== Provided information ==

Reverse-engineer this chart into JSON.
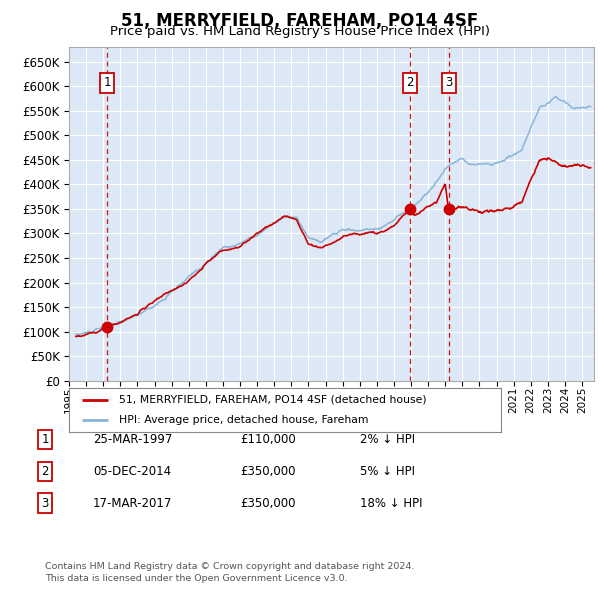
{
  "title": "51, MERRYFIELD, FAREHAM, PO14 4SF",
  "subtitle": "Price paid vs. HM Land Registry's House Price Index (HPI)",
  "ylim": [
    0,
    680000
  ],
  "yticks": [
    0,
    50000,
    100000,
    150000,
    200000,
    250000,
    300000,
    350000,
    400000,
    450000,
    500000,
    550000,
    600000,
    650000
  ],
  "hpi_color": "#8ab4d8",
  "price_color": "#cc0000",
  "background_color": "#dce8f5",
  "grid_color": "#ffffff",
  "vline_color": "#cc0000",
  "sale_years": [
    1997.23,
    2014.92,
    2017.21
  ],
  "sale_prices": [
    110000,
    350000,
    350000
  ],
  "sale_labels": [
    "1",
    "2",
    "3"
  ],
  "legend_label_price": "51, MERRYFIELD, FAREHAM, PO14 4SF (detached house)",
  "legend_label_hpi": "HPI: Average price, detached house, Fareham",
  "table_rows": [
    [
      "1",
      "25-MAR-1997",
      "£110,000",
      "2% ↓ HPI"
    ],
    [
      "2",
      "05-DEC-2014",
      "£350,000",
      "5% ↓ HPI"
    ],
    [
      "3",
      "17-MAR-2017",
      "£350,000",
      "18% ↓ HPI"
    ]
  ],
  "footer_text": "Contains HM Land Registry data © Crown copyright and database right 2024.\nThis data is licensed under the Open Government Licence v3.0.",
  "hpi_keypoints": [
    [
      1995.4,
      93000
    ],
    [
      1996,
      96000
    ],
    [
      1997,
      103000
    ],
    [
      1998,
      112000
    ],
    [
      1999,
      125000
    ],
    [
      2000,
      147000
    ],
    [
      2001,
      172000
    ],
    [
      2002,
      198000
    ],
    [
      2003,
      228000
    ],
    [
      2004,
      258000
    ],
    [
      2005,
      268000
    ],
    [
      2006,
      290000
    ],
    [
      2007.5,
      325000
    ],
    [
      2008.3,
      322000
    ],
    [
      2009.0,
      275000
    ],
    [
      2009.8,
      268000
    ],
    [
      2010.5,
      280000
    ],
    [
      2011,
      288000
    ],
    [
      2012,
      287000
    ],
    [
      2013,
      292000
    ],
    [
      2014,
      310000
    ],
    [
      2015,
      335000
    ],
    [
      2016,
      368000
    ],
    [
      2017,
      415000
    ],
    [
      2018,
      440000
    ],
    [
      2019,
      432000
    ],
    [
      2020,
      435000
    ],
    [
      2021.5,
      462000
    ],
    [
      2022.5,
      535000
    ],
    [
      2023.5,
      555000
    ],
    [
      2024.5,
      540000
    ],
    [
      2025.5,
      542000
    ]
  ],
  "price_seg1": [
    [
      1995.4,
      90000
    ],
    [
      1996,
      93000
    ],
    [
      1997.23,
      110000
    ],
    [
      1998,
      118000
    ],
    [
      1999,
      132000
    ],
    [
      2000,
      154000
    ],
    [
      2001,
      178000
    ],
    [
      2002,
      205000
    ],
    [
      2003,
      235000
    ],
    [
      2004,
      265000
    ],
    [
      2005,
      274000
    ],
    [
      2006,
      297000
    ],
    [
      2007.5,
      332000
    ],
    [
      2008.3,
      328000
    ],
    [
      2009.0,
      280000
    ],
    [
      2009.8,
      273000
    ],
    [
      2010.5,
      285000
    ],
    [
      2011,
      294000
    ],
    [
      2012,
      292000
    ],
    [
      2013,
      298000
    ],
    [
      2014.0,
      318000
    ],
    [
      2014.92,
      350000
    ]
  ],
  "price_seg2": [
    [
      2014.92,
      350000
    ],
    [
      2015.2,
      338000
    ],
    [
      2016.0,
      358000
    ],
    [
      2016.5,
      368000
    ],
    [
      2017.0,
      405000
    ],
    [
      2017.21,
      350000
    ]
  ],
  "price_seg3": [
    [
      2017.21,
      350000
    ],
    [
      2018,
      360000
    ],
    [
      2019,
      355000
    ],
    [
      2020,
      358000
    ],
    [
      2021.5,
      375000
    ],
    [
      2022,
      420000
    ],
    [
      2022.5,
      455000
    ],
    [
      2023,
      460000
    ],
    [
      2023.5,
      450000
    ],
    [
      2024,
      445000
    ],
    [
      2025.5,
      447000
    ]
  ],
  "xmin": 1995.35,
  "xmax": 2025.7
}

===

■ **What is expected**
Your job is to transcribe the entries above exactly; skip the pictures.

■ **Finished task**
Reverse-engineer this chart into JSON.
{
  "title": "51, MERRYFIELD, FAREHAM, PO14 4SF",
  "subtitle": "Price paid vs. HM Land Registry's House Price Index (HPI)",
  "ylim": [
    0,
    680000
  ],
  "yticks": [
    0,
    50000,
    100000,
    150000,
    200000,
    250000,
    300000,
    350000,
    400000,
    450000,
    500000,
    550000,
    600000,
    650000
  ],
  "hpi_color": "#8ab4d8",
  "price_color": "#cc0000",
  "background_color": "#dce8f5",
  "grid_color": "#ffffff",
  "vline_color": "#cc0000",
  "sale_years": [
    1997.23,
    2014.92,
    2017.21
  ],
  "sale_prices": [
    110000,
    350000,
    350000
  ],
  "sale_labels": [
    "1",
    "2",
    "3"
  ],
  "legend_label_price": "51, MERRYFIELD, FAREHAM, PO14 4SF (detached house)",
  "legend_label_hpi": "HPI: Average price, detached house, Fareham",
  "table_rows": [
    [
      "1",
      "25-MAR-1997",
      "£110,000",
      "2% ↓ HPI"
    ],
    [
      "2",
      "05-DEC-2014",
      "£350,000",
      "5% ↓ HPI"
    ],
    [
      "3",
      "17-MAR-2017",
      "£350,000",
      "18% ↓ HPI"
    ]
  ],
  "footer_text": "Contains HM Land Registry data © Crown copyright and database right 2024.\nThis data is licensed under the Open Government Licence v3.0.",
  "hpi_keypoints": [
    [
      1995.4,
      93000
    ],
    [
      1996,
      96000
    ],
    [
      1997,
      103000
    ],
    [
      1998,
      112000
    ],
    [
      1999,
      125000
    ],
    [
      2000,
      147000
    ],
    [
      2001,
      172000
    ],
    [
      2002,
      198000
    ],
    [
      2003,
      228000
    ],
    [
      2004,
      258000
    ],
    [
      2005,
      268000
    ],
    [
      2006,
      290000
    ],
    [
      2007.5,
      325000
    ],
    [
      2008.3,
      322000
    ],
    [
      2009.0,
      275000
    ],
    [
      2009.8,
      268000
    ],
    [
      2010.5,
      280000
    ],
    [
      2011,
      288000
    ],
    [
      2012,
      287000
    ],
    [
      2013,
      292000
    ],
    [
      2014,
      310000
    ],
    [
      2015,
      335000
    ],
    [
      2016,
      368000
    ],
    [
      2017,
      415000
    ],
    [
      2018,
      440000
    ],
    [
      2019,
      432000
    ],
    [
      2020,
      435000
    ],
    [
      2021.5,
      462000
    ],
    [
      2022.5,
      535000
    ],
    [
      2023.5,
      555000
    ],
    [
      2024.5,
      540000
    ],
    [
      2025.5,
      542000
    ]
  ],
  "price_seg1": [
    [
      1995.4,
      90000
    ],
    [
      1996,
      93000
    ],
    [
      1997.23,
      110000
    ],
    [
      1998,
      118000
    ],
    [
      1999,
      132000
    ],
    [
      2000,
      154000
    ],
    [
      2001,
      178000
    ],
    [
      2002,
      205000
    ],
    [
      2003,
      235000
    ],
    [
      2004,
      265000
    ],
    [
      2005,
      274000
    ],
    [
      2006,
      297000
    ],
    [
      2007.5,
      332000
    ],
    [
      2008.3,
      328000
    ],
    [
      2009.0,
      280000
    ],
    [
      2009.8,
      273000
    ],
    [
      2010.5,
      285000
    ],
    [
      2011,
      294000
    ],
    [
      2012,
      292000
    ],
    [
      2013,
      298000
    ],
    [
      2014.0,
      318000
    ],
    [
      2014.92,
      350000
    ]
  ],
  "price_seg2": [
    [
      2014.92,
      350000
    ],
    [
      2015.2,
      338000
    ],
    [
      2016.0,
      358000
    ],
    [
      2016.5,
      368000
    ],
    [
      2017.0,
      405000
    ],
    [
      2017.21,
      350000
    ]
  ],
  "price_seg3": [
    [
      2017.21,
      350000
    ],
    [
      2018,
      360000
    ],
    [
      2019,
      355000
    ],
    [
      2020,
      358000
    ],
    [
      2021.5,
      375000
    ],
    [
      2022,
      420000
    ],
    [
      2022.5,
      455000
    ],
    [
      2023,
      460000
    ],
    [
      2023.5,
      450000
    ],
    [
      2024,
      445000
    ],
    [
      2025.5,
      447000
    ]
  ],
  "xmin": 1995.35,
  "xmax": 2025.7
}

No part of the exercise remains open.